=== EXERCISE DATA ===
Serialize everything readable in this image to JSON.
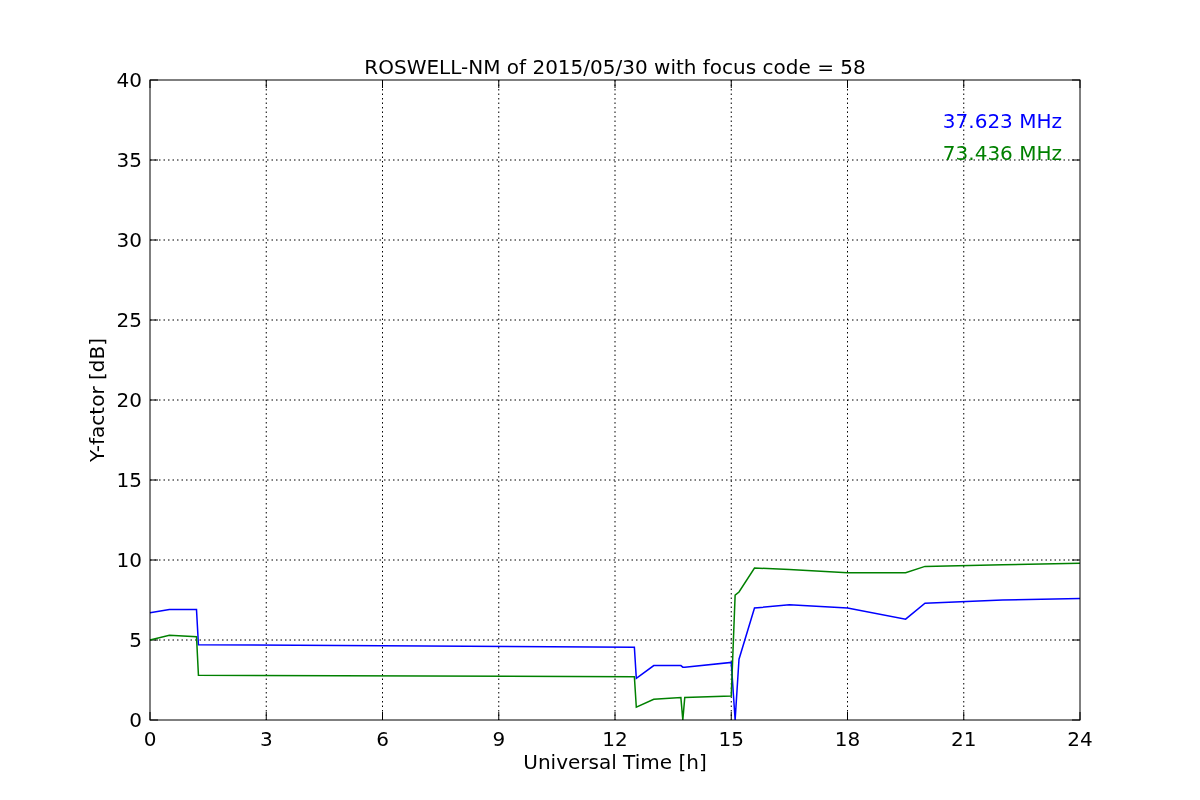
{
  "figure": {
    "chart_data": {
      "type": "line",
      "title": "ROSWELL-NM of 2015/05/30 with focus code = 58",
      "xlabel": "Universal Time [h]",
      "ylabel": "Y-factor [dB]",
      "x": [
        0,
        0.5,
        1.2,
        1.25,
        12.5,
        12.55,
        13,
        13.7,
        13.75,
        13.8,
        15,
        15.1,
        15.2,
        15.6,
        16.5,
        18,
        19.5,
        20,
        22,
        24
      ],
      "series": [
        {
          "name": "37.623 MHz",
          "color": "#0000ff",
          "values": [
            6.7,
            6.9,
            6.9,
            4.7,
            4.55,
            2.6,
            3.4,
            3.4,
            3.3,
            3.3,
            3.6,
            0,
            3.8,
            7,
            7.2,
            7,
            6.3,
            7.3,
            7.5,
            7.6
          ]
        },
        {
          "name": "73.436 MHz",
          "color": "#008000",
          "values": [
            5.0,
            5.3,
            5.2,
            2.8,
            2.7,
            0.8,
            1.3,
            1.4,
            0,
            1.4,
            1.5,
            7.8,
            8.0,
            9.5,
            9.4,
            9.2,
            9.2,
            9.6,
            9.7,
            9.8
          ]
        }
      ],
      "grid": true,
      "xlim": [
        0,
        24
      ],
      "ylim": [
        0,
        40
      ],
      "xticks": [
        0,
        3,
        6,
        9,
        12,
        15,
        18,
        21,
        24
      ],
      "yticks": [
        0,
        5,
        10,
        15,
        20,
        25,
        30,
        35,
        40
      ]
    }
  }
}
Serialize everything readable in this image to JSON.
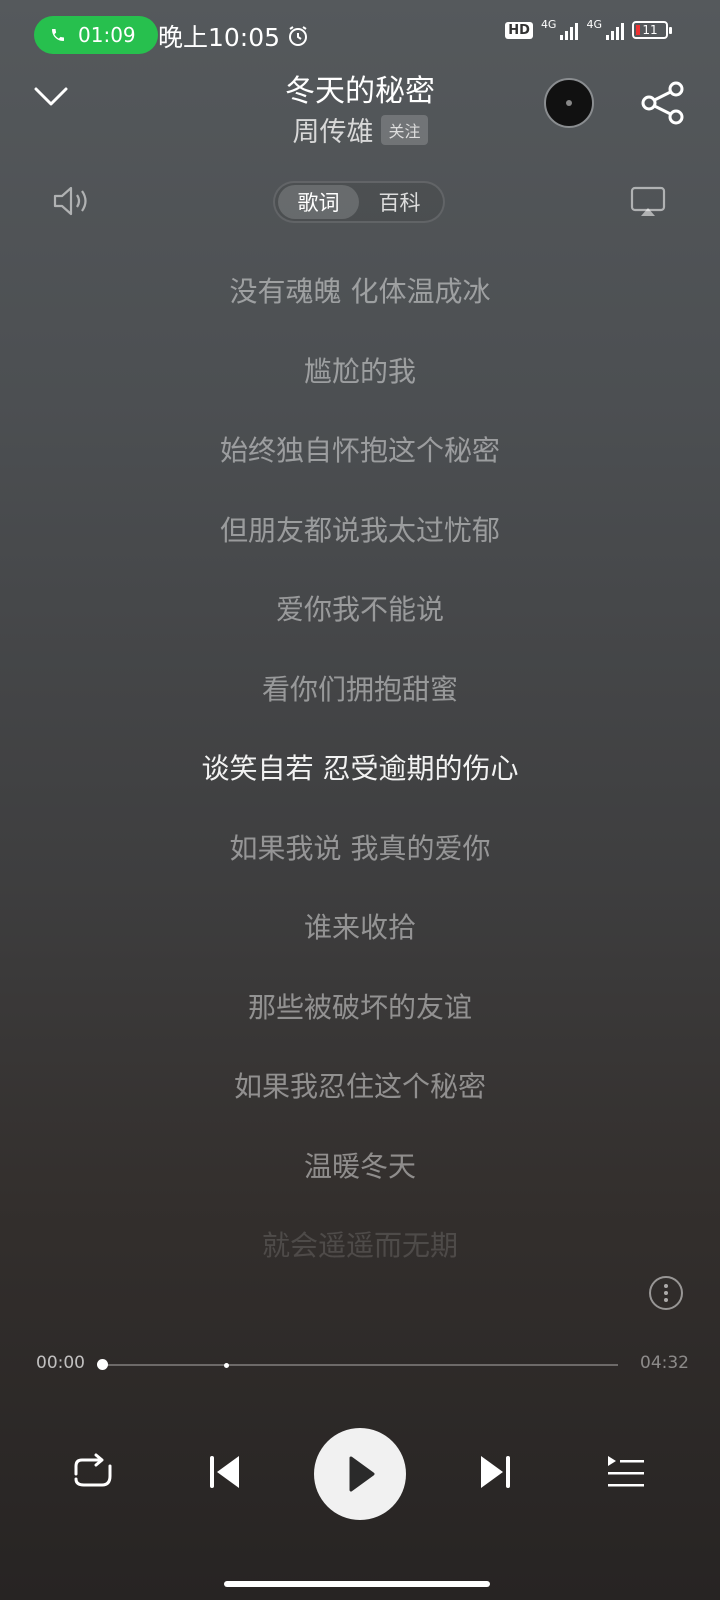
{
  "status_bar": {
    "call_time": "01:09",
    "clock": "晚上10:05",
    "hd": "HD",
    "network_1": "4G",
    "network_2": "4G",
    "battery": "11"
  },
  "header": {
    "title": "冬天的秘密",
    "artist": "周传雄",
    "follow_label": "关注"
  },
  "tabs": [
    {
      "label": "歌词",
      "active": true
    },
    {
      "label": "百科",
      "active": false
    }
  ],
  "lyrics": [
    {
      "text": "没有魂魄 化体温成冰",
      "state": "normal"
    },
    {
      "text": "尴尬的我",
      "state": "normal"
    },
    {
      "text": "始终独自怀抱这个秘密",
      "state": "normal"
    },
    {
      "text": "但朋友都说我太过忧郁",
      "state": "normal"
    },
    {
      "text": "爱你我不能说",
      "state": "normal"
    },
    {
      "text": "看你们拥抱甜蜜",
      "state": "normal"
    },
    {
      "text": "谈笑自若 忍受逾期的伤心",
      "state": "current"
    },
    {
      "text": "如果我说 我真的爱你",
      "state": "normal"
    },
    {
      "text": "谁来收拾",
      "state": "normal"
    },
    {
      "text": "那些被破坏的友谊",
      "state": "normal"
    },
    {
      "text": "如果我忍住这个秘密",
      "state": "normal"
    },
    {
      "text": "温暖冬天",
      "state": "normal"
    },
    {
      "text": "就会遥遥而无期",
      "state": "fade"
    }
  ],
  "player": {
    "current_time": "00:00",
    "total_time": "04:32",
    "progress": 0
  },
  "icons": {
    "chevron": "chevron-down-icon",
    "share": "share-icon",
    "speaker": "speaker-icon",
    "cast": "cast-icon",
    "more": "more-vertical-icon",
    "repeat": "repeat-icon",
    "prev": "previous-icon",
    "play": "play-icon",
    "next": "next-icon",
    "queue": "playlist-icon"
  }
}
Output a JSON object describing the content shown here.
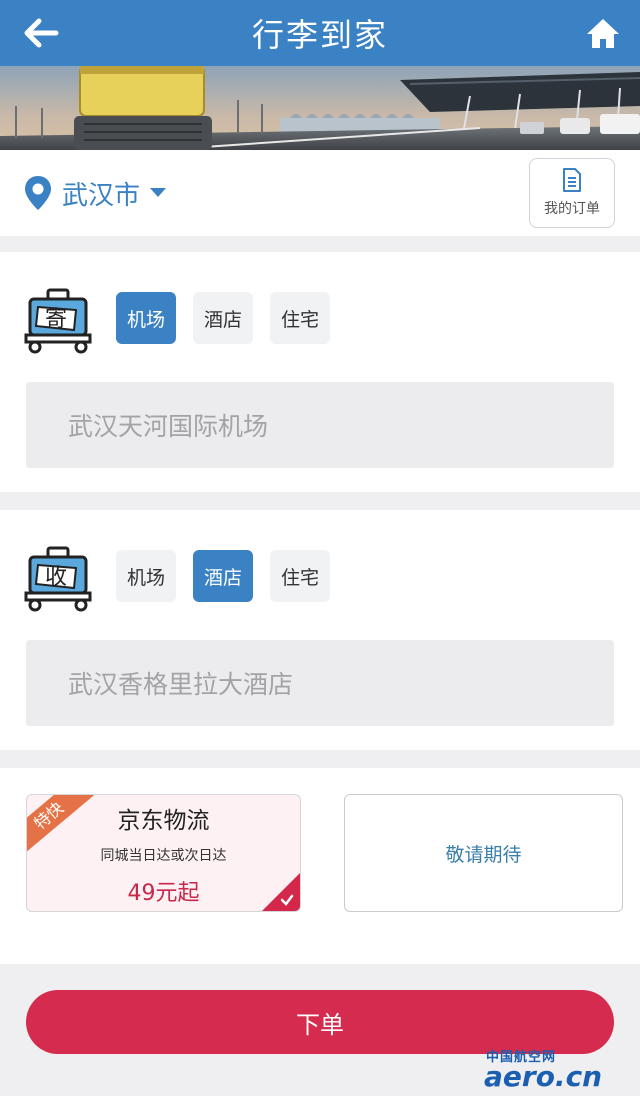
===
* **WHAT IS BEING ASKED**: Strip out the images, then output the records above word for word.

* **RESPONSE**:
Serialize everything readable in this image to JSON.
{
  "figure": {
    "chart_data": {
      "type": "line",
      "title": "ROSWELL-NM of 2015/05/30 with focus code = 58",
      "xlabel": "Universal Time [h]",
      "ylabel": "Y-factor [dB]",
      "x": [
        0,
        0.5,
        1.2,
        1.25,
        12.5,
        12.55,
        13,
        13.7,
        13.75,
        13.8,
        15,
        15.1,
        15.2,
        15.6,
        16.5,
        18,
        19.5,
        20,
        22,
        24
      ],
      "series": [
        {
          "name": "37.623 MHz",
          "color": "#0000ff",
          "values": [
            6.7,
            6.9,
            6.9,
            4.7,
            4.55,
            2.6,
            3.4,
            3.4,
            3.3,
            3.3,
            3.6,
            0,
            3.8,
            7,
            7.2,
            7,
            6.3,
            7.3,
            7.5,
            7.6
          ]
        },
        {
          "name": "73.436 MHz",
          "color": "#008000",
          "values": [
            5.0,
            5.3,
            5.2,
            2.8,
            2.7,
            0.8,
            1.3,
            1.4,
            0,
            1.4,
            1.5,
            7.8,
            8.0,
            9.5,
            9.4,
            9.2,
            9.2,
            9.6,
            9.7,
            9.8
          ]
        }
      ],
      "grid": true,
      "xlim": [
        0,
        24
      ],
      "ylim": [
        0,
        40
      ],
      "xticks": [
        0,
        3,
        6,
        9,
        12,
        15,
        18,
        21,
        24
      ],
      "yticks": [
        0,
        5,
        10,
        15,
        20,
        25,
        30,
        35,
        40
      ]
    }
  }
}
Serialize everything readable in this image to JSON.
{
  "status_bar": {
    "call_time": "01:09",
    "clock": "晚上10:05",
    "hd": "HD",
    "network_1": "4G",
    "network_2": "4G",
    "battery": "11"
  },
  "header": {
    "title": "冬天的秘密",
    "artist": "周传雄",
    "follow_label": "关注"
  },
  "tabs": [
    {
      "label": "歌词",
      "active": true
    },
    {
      "label": "百科",
      "active": false
    }
  ],
  "lyrics": [
    {
      "text": "没有魂魄 化体温成冰",
      "state": "normal"
    },
    {
      "text": "尴尬的我",
      "state": "normal"
    },
    {
      "text": "始终独自怀抱这个秘密",
      "state": "normal"
    },
    {
      "text": "但朋友都说我太过忧郁",
      "state": "normal"
    },
    {
      "text": "爱你我不能说",
      "state": "normal"
    },
    {
      "text": "看你们拥抱甜蜜",
      "state": "normal"
    },
    {
      "text": "谈笑自若 忍受逾期的伤心",
      "state": "current"
    },
    {
      "text": "如果我说 我真的爱你",
      "state": "normal"
    },
    {
      "text": "谁来收拾",
      "state": "normal"
    },
    {
      "text": "那些被破坏的友谊",
      "state": "normal"
    },
    {
      "text": "如果我忍住这个秘密",
      "state": "normal"
    },
    {
      "text": "温暖冬天",
      "state": "normal"
    },
    {
      "text": "就会遥遥而无期",
      "state": "fade"
    }
  ],
  "player": {
    "current_time": "00:00",
    "total_time": "04:32",
    "progress": 0
  },
  "icons": {
    "chevron": "chevron-down-icon",
    "share": "share-icon",
    "speaker": "speaker-icon",
    "cast": "cast-icon",
    "more": "more-vertical-icon",
    "repeat": "repeat-icon",
    "prev": "previous-icon",
    "play": "play-icon",
    "next": "next-icon",
    "queue": "playlist-icon"
  }
}
Output a JSON object describing the content shown here.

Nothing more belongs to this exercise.